Your objective
Below is a block of records: output all of them exactly and leave out the pictures.

Material for the task
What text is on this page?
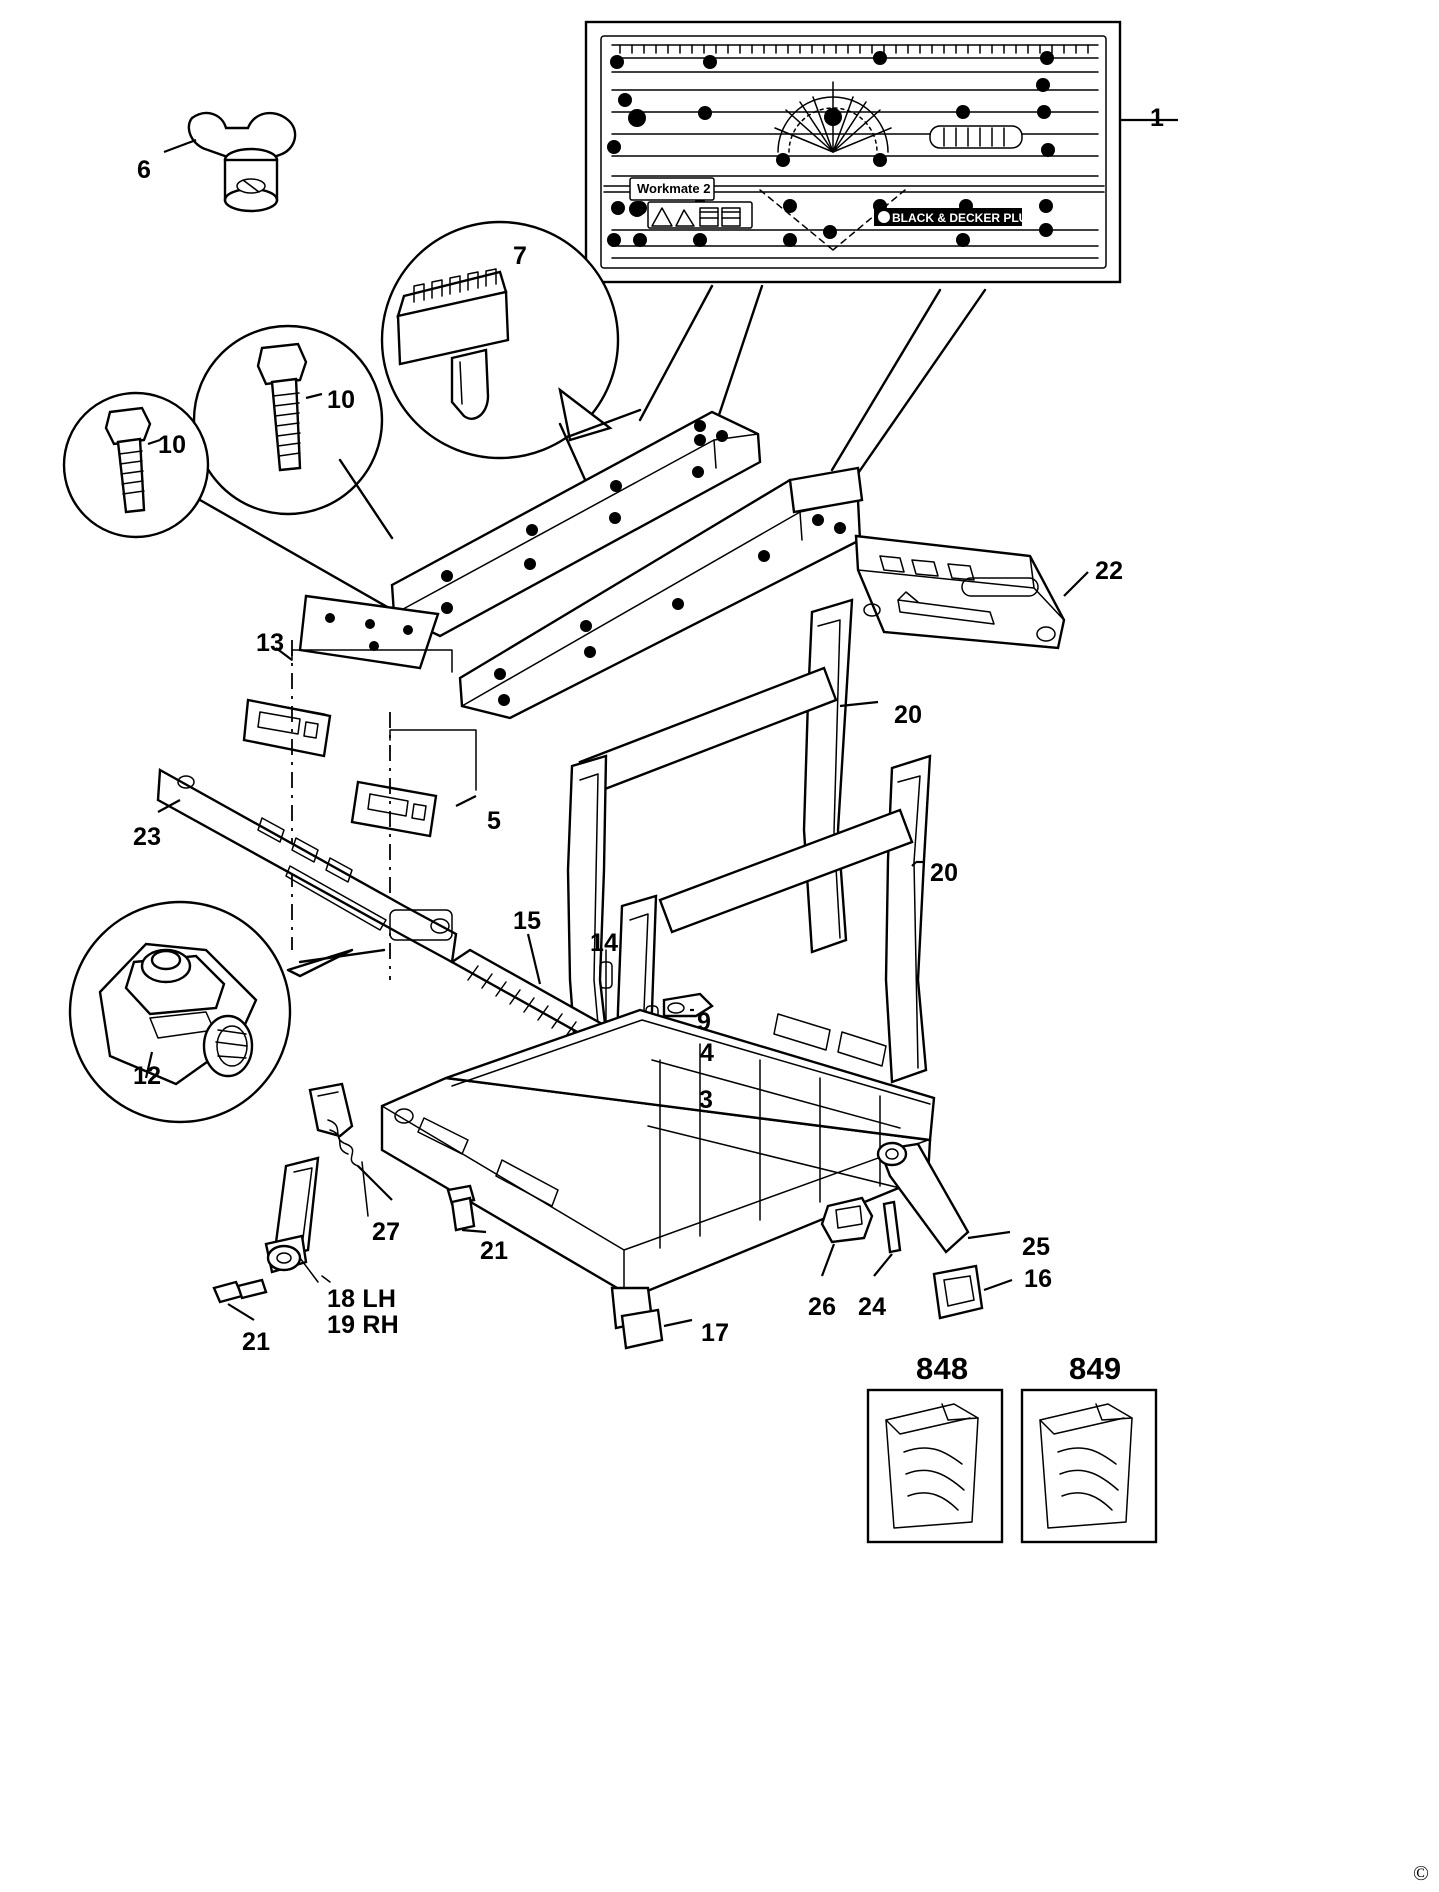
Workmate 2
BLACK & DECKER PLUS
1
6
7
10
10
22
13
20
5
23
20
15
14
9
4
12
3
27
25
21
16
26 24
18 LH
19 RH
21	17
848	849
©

Expected output
What text is on this page?
Workmate 2
BLACK & DECKER PLUS
1
6
7
10
10
22
13
20
5
23
20
15
14
9
4
12
3
27
25
21
16
26 24
18 LH
19 RH
21	17
848	849
©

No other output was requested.